Check each line of the listing for the word "Convert" and report how many lines contain it, giving nothing but the number.

#### [Figure dataset records]
• • •

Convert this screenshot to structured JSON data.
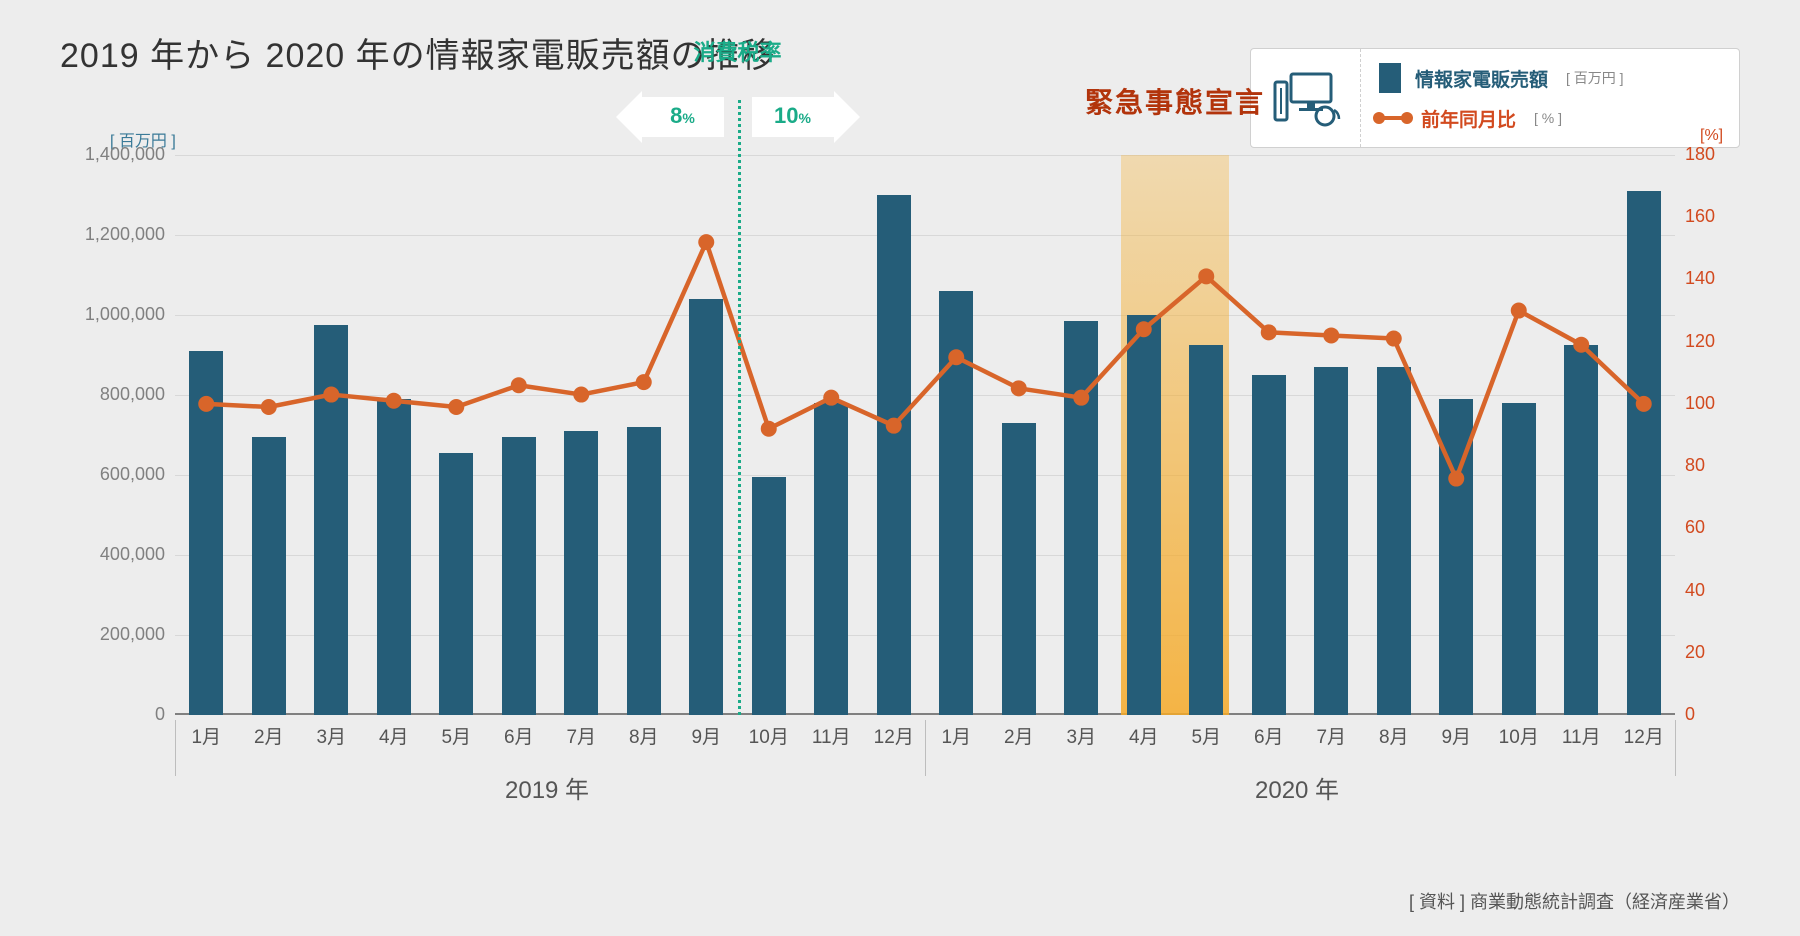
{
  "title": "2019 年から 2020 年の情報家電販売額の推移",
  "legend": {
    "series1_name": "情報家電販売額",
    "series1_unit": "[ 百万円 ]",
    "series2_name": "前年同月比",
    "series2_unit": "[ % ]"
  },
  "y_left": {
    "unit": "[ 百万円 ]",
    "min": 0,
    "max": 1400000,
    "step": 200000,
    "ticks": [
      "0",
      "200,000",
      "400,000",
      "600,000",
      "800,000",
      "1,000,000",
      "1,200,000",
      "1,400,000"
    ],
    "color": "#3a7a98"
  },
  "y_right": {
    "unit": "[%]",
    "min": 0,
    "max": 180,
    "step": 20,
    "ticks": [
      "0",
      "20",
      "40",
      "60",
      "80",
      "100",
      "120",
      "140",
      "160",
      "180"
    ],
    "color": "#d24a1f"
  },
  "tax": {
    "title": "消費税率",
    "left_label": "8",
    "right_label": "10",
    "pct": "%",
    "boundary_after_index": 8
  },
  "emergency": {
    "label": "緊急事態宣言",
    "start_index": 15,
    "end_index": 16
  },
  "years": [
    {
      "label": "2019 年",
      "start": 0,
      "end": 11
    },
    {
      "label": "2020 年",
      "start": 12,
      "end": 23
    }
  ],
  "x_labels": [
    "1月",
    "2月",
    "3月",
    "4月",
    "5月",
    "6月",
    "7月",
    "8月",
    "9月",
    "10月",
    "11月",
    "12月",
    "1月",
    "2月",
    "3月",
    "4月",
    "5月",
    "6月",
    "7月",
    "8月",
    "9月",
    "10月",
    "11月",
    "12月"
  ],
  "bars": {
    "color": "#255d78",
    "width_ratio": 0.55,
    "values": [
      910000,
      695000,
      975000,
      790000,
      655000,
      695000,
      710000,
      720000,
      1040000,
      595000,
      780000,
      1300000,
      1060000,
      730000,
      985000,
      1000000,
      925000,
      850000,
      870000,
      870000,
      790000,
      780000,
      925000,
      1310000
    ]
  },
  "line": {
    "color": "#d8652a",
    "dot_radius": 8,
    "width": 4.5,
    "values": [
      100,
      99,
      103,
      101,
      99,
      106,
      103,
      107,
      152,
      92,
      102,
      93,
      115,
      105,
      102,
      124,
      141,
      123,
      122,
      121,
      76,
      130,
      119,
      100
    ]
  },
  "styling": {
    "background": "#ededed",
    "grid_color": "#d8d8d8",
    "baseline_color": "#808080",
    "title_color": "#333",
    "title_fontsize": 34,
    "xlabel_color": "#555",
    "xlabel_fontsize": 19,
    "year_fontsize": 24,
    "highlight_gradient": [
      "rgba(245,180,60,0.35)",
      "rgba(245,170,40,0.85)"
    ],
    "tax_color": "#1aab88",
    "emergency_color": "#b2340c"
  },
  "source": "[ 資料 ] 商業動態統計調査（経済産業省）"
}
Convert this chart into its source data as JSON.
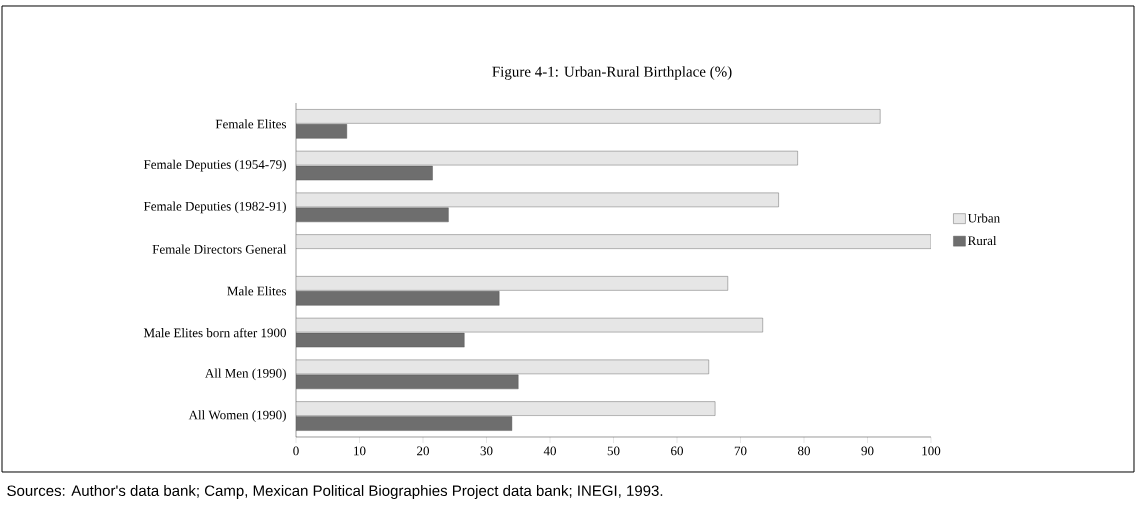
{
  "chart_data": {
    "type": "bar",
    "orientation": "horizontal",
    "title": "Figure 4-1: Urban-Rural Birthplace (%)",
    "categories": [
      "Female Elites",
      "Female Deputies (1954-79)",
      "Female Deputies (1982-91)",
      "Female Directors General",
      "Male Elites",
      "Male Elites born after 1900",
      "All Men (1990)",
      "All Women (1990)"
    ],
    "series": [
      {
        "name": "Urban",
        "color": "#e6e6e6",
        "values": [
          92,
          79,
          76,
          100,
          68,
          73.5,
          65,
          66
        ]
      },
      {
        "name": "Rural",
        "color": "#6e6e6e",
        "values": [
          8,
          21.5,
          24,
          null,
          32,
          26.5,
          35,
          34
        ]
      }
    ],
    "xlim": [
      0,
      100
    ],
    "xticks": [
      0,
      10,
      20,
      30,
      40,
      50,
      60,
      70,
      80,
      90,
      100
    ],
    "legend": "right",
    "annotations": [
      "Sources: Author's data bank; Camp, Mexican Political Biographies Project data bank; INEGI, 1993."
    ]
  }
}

• • •

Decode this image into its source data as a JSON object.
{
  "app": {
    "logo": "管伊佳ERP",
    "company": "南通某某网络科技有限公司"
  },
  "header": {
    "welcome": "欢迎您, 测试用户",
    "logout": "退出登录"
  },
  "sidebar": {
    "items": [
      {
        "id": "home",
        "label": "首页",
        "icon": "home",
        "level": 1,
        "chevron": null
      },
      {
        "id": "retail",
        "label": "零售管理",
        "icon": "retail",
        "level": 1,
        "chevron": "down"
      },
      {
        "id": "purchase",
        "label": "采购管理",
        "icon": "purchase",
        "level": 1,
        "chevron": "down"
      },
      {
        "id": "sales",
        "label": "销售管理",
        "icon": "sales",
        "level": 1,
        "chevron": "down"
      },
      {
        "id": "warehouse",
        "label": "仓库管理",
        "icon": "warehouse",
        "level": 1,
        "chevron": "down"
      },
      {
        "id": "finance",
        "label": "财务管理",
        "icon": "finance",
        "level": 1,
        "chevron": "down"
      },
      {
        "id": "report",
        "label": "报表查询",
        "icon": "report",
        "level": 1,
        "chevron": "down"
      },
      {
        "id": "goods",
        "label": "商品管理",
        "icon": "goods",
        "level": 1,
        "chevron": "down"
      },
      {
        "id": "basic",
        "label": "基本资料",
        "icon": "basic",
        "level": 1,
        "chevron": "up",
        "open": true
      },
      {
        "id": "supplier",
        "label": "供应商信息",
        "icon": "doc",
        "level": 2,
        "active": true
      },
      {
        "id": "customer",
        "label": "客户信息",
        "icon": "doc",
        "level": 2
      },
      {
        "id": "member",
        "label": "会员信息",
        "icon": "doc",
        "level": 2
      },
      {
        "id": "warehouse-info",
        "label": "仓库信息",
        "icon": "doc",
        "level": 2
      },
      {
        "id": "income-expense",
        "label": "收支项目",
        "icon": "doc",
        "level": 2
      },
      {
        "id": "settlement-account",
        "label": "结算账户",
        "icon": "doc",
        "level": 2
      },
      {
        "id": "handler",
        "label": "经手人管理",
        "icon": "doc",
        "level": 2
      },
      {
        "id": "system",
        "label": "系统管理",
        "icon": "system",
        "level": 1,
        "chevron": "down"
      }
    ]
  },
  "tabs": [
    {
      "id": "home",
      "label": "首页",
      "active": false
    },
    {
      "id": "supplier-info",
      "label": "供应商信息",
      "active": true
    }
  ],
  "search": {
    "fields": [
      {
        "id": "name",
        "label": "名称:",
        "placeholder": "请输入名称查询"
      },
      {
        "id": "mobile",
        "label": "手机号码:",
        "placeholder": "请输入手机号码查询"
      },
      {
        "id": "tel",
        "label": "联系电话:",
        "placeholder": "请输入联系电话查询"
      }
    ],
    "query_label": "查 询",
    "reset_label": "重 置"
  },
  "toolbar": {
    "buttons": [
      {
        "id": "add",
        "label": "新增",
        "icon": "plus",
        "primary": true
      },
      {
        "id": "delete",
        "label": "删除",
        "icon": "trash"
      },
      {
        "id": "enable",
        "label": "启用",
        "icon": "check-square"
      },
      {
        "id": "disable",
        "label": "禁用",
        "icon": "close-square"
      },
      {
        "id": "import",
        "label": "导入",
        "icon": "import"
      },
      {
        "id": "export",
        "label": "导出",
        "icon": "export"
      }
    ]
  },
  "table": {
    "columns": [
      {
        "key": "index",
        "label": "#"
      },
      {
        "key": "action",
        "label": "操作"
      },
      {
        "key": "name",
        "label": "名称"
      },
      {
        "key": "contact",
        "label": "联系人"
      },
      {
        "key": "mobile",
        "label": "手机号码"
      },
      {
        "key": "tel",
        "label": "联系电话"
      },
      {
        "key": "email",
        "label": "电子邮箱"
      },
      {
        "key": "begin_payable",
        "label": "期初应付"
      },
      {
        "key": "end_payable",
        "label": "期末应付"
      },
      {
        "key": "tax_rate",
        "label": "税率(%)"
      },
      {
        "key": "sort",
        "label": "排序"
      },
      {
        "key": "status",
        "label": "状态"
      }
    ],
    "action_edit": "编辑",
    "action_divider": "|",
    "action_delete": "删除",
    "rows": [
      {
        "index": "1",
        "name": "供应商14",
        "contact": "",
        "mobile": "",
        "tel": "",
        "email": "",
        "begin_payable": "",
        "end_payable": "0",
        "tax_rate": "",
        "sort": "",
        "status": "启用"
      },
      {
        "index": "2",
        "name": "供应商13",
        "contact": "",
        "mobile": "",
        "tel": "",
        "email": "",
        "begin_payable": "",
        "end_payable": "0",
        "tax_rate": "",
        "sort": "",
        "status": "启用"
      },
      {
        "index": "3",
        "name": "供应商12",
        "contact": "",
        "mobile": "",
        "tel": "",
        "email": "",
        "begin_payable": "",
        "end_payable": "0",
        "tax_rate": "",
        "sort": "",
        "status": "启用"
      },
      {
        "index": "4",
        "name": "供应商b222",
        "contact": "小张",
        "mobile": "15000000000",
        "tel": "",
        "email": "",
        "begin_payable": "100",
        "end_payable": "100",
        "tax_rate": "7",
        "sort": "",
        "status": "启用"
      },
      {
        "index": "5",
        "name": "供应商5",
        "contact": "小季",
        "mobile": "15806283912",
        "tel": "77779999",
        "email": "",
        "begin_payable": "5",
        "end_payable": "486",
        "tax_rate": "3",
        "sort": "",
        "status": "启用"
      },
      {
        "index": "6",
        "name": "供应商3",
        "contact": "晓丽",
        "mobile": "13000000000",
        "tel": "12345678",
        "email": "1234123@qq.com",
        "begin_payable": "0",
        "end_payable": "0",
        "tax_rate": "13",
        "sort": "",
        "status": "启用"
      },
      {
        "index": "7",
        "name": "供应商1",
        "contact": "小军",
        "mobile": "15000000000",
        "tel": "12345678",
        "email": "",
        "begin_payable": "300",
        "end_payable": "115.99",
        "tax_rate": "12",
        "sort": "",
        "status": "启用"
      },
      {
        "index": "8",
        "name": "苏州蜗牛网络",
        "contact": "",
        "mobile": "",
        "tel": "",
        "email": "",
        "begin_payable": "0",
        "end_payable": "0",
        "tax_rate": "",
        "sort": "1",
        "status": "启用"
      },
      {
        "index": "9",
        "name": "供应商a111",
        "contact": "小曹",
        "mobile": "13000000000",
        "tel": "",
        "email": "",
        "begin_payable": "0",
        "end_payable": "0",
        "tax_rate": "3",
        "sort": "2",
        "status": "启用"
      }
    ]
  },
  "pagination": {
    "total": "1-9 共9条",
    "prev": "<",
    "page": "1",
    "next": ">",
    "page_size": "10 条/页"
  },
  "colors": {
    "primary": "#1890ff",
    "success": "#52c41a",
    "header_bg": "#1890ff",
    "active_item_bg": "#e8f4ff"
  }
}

• • •

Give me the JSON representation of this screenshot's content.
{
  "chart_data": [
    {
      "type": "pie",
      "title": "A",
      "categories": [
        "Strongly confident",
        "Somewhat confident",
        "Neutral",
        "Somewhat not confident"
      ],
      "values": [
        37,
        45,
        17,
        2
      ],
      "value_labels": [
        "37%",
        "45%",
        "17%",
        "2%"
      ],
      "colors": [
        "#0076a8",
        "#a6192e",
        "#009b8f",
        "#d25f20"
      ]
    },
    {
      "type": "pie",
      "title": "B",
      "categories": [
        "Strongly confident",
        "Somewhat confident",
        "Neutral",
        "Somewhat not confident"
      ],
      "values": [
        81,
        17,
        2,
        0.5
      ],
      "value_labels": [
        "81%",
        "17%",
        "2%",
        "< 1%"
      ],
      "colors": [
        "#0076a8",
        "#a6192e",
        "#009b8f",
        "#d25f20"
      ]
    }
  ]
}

• • •

#### [The reply]
2